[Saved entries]
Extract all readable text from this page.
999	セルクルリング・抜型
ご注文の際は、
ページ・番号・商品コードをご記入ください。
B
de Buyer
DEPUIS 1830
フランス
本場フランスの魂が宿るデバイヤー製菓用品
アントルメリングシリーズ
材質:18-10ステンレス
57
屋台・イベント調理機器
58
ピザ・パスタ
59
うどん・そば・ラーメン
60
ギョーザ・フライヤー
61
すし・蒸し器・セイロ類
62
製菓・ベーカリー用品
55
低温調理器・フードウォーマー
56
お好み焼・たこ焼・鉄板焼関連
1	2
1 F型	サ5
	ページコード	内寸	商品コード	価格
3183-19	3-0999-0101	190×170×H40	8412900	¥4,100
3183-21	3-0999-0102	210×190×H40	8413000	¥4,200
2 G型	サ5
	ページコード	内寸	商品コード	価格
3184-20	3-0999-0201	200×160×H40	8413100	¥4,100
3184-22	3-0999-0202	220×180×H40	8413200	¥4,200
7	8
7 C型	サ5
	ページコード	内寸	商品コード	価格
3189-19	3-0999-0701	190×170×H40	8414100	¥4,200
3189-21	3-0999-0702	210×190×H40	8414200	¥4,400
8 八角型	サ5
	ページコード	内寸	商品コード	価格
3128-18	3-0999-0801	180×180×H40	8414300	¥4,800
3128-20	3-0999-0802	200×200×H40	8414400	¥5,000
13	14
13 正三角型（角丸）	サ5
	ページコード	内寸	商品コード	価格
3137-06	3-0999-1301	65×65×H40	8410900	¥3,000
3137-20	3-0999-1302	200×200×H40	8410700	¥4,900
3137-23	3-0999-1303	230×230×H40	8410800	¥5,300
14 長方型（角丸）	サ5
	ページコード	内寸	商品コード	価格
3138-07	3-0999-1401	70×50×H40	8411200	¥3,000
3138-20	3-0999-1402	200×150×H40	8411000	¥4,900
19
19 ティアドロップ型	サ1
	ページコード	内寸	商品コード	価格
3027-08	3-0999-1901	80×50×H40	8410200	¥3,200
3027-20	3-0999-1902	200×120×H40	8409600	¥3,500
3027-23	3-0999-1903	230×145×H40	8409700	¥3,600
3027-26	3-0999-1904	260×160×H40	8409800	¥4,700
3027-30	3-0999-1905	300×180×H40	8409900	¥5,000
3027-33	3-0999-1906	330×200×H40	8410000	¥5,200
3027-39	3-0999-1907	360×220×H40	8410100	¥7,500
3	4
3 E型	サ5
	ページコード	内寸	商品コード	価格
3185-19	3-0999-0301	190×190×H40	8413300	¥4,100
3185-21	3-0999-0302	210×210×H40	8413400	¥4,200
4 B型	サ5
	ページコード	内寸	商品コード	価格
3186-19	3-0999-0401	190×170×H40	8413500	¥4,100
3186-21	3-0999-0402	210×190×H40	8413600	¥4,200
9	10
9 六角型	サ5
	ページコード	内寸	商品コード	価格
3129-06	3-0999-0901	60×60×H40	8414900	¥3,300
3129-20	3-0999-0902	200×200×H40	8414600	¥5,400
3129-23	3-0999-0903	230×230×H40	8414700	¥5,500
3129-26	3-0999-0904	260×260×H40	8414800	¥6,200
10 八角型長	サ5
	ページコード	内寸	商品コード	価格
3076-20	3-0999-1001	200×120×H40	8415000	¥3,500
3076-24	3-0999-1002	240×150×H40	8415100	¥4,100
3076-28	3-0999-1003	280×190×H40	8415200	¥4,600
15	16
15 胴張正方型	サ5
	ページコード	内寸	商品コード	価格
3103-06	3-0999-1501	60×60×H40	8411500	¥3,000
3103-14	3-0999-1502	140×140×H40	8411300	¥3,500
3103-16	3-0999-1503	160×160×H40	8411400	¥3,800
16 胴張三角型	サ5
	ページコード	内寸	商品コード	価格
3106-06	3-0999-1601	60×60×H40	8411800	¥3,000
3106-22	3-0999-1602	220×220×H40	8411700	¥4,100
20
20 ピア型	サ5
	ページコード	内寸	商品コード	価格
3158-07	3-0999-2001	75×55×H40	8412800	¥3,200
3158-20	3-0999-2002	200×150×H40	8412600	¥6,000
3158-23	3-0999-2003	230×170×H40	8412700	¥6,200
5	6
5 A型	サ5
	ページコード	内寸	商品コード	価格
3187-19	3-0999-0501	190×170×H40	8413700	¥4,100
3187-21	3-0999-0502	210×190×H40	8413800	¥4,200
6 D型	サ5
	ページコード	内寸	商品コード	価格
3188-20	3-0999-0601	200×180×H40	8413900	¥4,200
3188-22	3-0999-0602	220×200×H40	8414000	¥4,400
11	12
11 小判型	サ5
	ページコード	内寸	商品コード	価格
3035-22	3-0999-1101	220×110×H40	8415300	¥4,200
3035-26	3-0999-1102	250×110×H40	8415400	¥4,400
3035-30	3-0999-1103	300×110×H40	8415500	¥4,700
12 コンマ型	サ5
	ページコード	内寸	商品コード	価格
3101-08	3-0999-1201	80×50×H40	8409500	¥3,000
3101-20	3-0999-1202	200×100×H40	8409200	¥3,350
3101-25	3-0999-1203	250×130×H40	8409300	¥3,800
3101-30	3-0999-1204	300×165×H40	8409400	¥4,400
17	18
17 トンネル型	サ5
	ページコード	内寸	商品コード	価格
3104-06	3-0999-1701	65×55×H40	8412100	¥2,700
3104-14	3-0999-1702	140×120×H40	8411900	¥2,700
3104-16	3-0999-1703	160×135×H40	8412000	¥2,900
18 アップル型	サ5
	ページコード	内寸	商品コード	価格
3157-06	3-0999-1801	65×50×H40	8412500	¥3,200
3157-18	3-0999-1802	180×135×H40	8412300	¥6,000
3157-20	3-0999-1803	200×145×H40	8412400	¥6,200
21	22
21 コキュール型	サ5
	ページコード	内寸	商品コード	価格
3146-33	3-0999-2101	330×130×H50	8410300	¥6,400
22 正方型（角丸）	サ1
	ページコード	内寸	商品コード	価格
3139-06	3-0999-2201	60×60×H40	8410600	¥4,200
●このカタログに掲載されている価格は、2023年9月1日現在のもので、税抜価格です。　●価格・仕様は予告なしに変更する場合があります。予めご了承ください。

> Exercise
Retype the entries one by one, exactly.

> Response below
Extract all readable text from this page.
999	セルクルリング・抜型
ご注文の際は、
ページ・番号・商品コードをご記入ください。
B
de Buyer
DEPUIS 1830
フランス
本場フランスの魂が宿るデバイヤー製菓用品
アントルメリングシリーズ
材質:18-10ステンレス
57
屋台・イベント調理機器
58
ピザ・パスタ
59
うどん・そば・ラーメン
60
ギョーザ・フライヤー
61
すし・蒸し器・セイロ類
62
製菓・ベーカリー用品
55
低温調理器・フードウォーマー
56
お好み焼・たこ焼・鉄板焼関連
1	2
1 F型	サ5
	ページコード	内寸	商品コード	価格
3183-19	3-0999-0101	190×170×H40	8412900	¥4,100
3183-21	3-0999-0102	210×190×H40	8413000	¥4,200
2 G型	サ5
	ページコード	内寸	商品コード	価格
3184-20	3-0999-0201	200×160×H40	8413100	¥4,100
3184-22	3-0999-0202	220×180×H40	8413200	¥4,200
7	8
7 C型	サ5
	ページコード	内寸	商品コード	価格
3189-19	3-0999-0701	190×170×H40	8414100	¥4,200
3189-21	3-0999-0702	210×190×H40	8414200	¥4,400
8 八角型	サ5
	ページコード	内寸	商品コード	価格
3128-18	3-0999-0801	180×180×H40	8414300	¥4,800
3128-20	3-0999-0802	200×200×H40	8414400	¥5,000
13	14
13 正三角型（角丸）	サ5
	ページコード	内寸	商品コード	価格
3137-06	3-0999-1301	65×65×H40	8410900	¥3,000
3137-20	3-0999-1302	200×200×H40	8410700	¥4,900
3137-23	3-0999-1303	230×230×H40	8410800	¥5,300
14 長方型（角丸）	サ5
	ページコード	内寸	商品コード	価格
3138-07	3-0999-1401	70×50×H40	8411200	¥3,000
3138-20	3-0999-1402	200×150×H40	8411000	¥4,900
19
19 ティアドロップ型	サ1
	ページコード	内寸	商品コード	価格
3027-08	3-0999-1901	80×50×H40	8410200	¥3,200
3027-20	3-0999-1902	200×120×H40	8409600	¥3,500
3027-23	3-0999-1903	230×145×H40	8409700	¥3,600
3027-26	3-0999-1904	260×160×H40	8409800	¥4,700
3027-30	3-0999-1905	300×180×H40	8409900	¥5,000
3027-33	3-0999-1906	330×200×H40	8410000	¥5,200
3027-39	3-0999-1907	360×220×H40	8410100	¥7,500
3	4
3 E型	サ5
	ページコード	内寸	商品コード	価格
3185-19	3-0999-0301	190×190×H40	8413300	¥4,100
3185-21	3-0999-0302	210×210×H40	8413400	¥4,200
4 B型	サ5
	ページコード	内寸	商品コード	価格
3186-19	3-0999-0401	190×170×H40	8413500	¥4,100
3186-21	3-0999-0402	210×190×H40	8413600	¥4,200
9	10
9 六角型	サ5
	ページコード	内寸	商品コード	価格
3129-06	3-0999-0901	60×60×H40	8414900	¥3,300
3129-20	3-0999-0902	200×200×H40	8414600	¥5,400
3129-23	3-0999-0903	230×230×H40	8414700	¥5,500
3129-26	3-0999-0904	260×260×H40	8414800	¥6,200
10 八角型長	サ5
	ページコード	内寸	商品コード	価格
3076-20	3-0999-1001	200×120×H40	8415000	¥3,500
3076-24	3-0999-1002	240×150×H40	8415100	¥4,100
3076-28	3-0999-1003	280×190×H40	8415200	¥4,600
15	16
15 胴張正方型	サ5
	ページコード	内寸	商品コード	価格
3103-06	3-0999-1501	60×60×H40	8411500	¥3,000
3103-14	3-0999-1502	140×140×H40	8411300	¥3,500
3103-16	3-0999-1503	160×160×H40	8411400	¥3,800
16 胴張三角型	サ5
	ページコード	内寸	商品コード	価格
3106-06	3-0999-1601	60×60×H40	8411800	¥3,000
3106-22	3-0999-1602	220×220×H40	8411700	¥4,100
20
20 ピア型	サ5
	ページコード	内寸	商品コード	価格
3158-07	3-0999-2001	75×55×H40	8412800	¥3,200
3158-20	3-0999-2002	200×150×H40	8412600	¥6,000
3158-23	3-0999-2003	230×170×H40	8412700	¥6,200
5	6
5 A型	サ5
	ページコード	内寸	商品コード	価格
3187-19	3-0999-0501	190×170×H40	8413700	¥4,100
3187-21	3-0999-0502	210×190×H40	8413800	¥4,200
6 D型	サ5
	ページコード	内寸	商品コード	価格
3188-20	3-0999-0601	200×180×H40	8413900	¥4,200
3188-22	3-0999-0602	220×200×H40	8414000	¥4,400
11	12
11 小判型	サ5
	ページコード	内寸	商品コード	価格
3035-22	3-0999-1101	220×110×H40	8415300	¥4,200
3035-26	3-0999-1102	250×110×H40	8415400	¥4,400
3035-30	3-0999-1103	300×110×H40	8415500	¥4,700
12 コンマ型	サ5
	ページコード	内寸	商品コード	価格
3101-08	3-0999-1201	80×50×H40	8409500	¥3,000
3101-20	3-0999-1202	200×100×H40	8409200	¥3,350
3101-25	3-0999-1203	250×130×H40	8409300	¥3,800
3101-30	3-0999-1204	300×165×H40	8409400	¥4,400
17	18
17 トンネル型	サ5
	ページコード	内寸	商品コード	価格
3104-06	3-0999-1701	65×55×H40	8412100	¥2,700
3104-14	3-0999-1702	140×120×H40	8411900	¥2,700
3104-16	3-0999-1703	160×135×H40	8412000	¥2,900
18 アップル型	サ5
	ページコード	内寸	商品コード	価格
3157-06	3-0999-1801	65×50×H40	8412500	¥3,200
3157-18	3-0999-1802	180×135×H40	8412300	¥6,000
3157-20	3-0999-1803	200×145×H40	8412400	¥6,200
21	22
21 コキュール型	サ5
	ページコード	内寸	商品コード	価格
3146-33	3-0999-2101	330×130×H50	8410300	¥6,400
22 正方型（角丸）	サ1
	ページコード	内寸	商品コード	価格
3139-06	3-0999-2201	60×60×H40	8410600	¥4,200
●このカタログに掲載されている価格は、2023年9月1日現在のもので、税抜価格です。　●価格・仕様は予告なしに変更する場合があります。予めご了承ください。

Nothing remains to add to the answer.